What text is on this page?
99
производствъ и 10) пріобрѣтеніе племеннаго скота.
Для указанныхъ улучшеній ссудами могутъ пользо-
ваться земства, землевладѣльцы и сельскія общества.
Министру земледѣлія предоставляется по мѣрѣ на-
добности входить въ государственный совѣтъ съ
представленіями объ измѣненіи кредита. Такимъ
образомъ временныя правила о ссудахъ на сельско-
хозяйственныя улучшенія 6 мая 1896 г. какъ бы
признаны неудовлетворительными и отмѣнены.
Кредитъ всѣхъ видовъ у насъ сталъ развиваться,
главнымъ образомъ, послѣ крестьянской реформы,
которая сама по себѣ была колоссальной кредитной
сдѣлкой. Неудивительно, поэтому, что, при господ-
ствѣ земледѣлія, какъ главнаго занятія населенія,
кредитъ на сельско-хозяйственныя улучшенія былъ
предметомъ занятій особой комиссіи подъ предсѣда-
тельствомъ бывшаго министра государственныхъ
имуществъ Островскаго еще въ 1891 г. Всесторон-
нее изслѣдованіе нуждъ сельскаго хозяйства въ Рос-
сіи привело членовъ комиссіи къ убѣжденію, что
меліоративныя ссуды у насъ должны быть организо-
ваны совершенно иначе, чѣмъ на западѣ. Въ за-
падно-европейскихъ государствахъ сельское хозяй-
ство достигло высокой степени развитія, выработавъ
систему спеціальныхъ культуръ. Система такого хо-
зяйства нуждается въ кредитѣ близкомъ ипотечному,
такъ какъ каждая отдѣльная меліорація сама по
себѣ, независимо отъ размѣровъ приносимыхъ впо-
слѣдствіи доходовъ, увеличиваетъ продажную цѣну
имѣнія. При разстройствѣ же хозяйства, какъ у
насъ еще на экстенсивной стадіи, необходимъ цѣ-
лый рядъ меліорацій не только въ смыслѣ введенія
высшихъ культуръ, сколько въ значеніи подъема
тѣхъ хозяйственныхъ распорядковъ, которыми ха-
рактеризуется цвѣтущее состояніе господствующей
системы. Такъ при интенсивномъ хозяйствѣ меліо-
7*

• [Written request]: Search the entries for the string "земледѣлія" and collect each line that has it.

• [Answer in full]:
Министру земледѣлія предоставляется по мѣрѣ на-
ствѣ земледѣлія, какъ главнаго занятія населенія,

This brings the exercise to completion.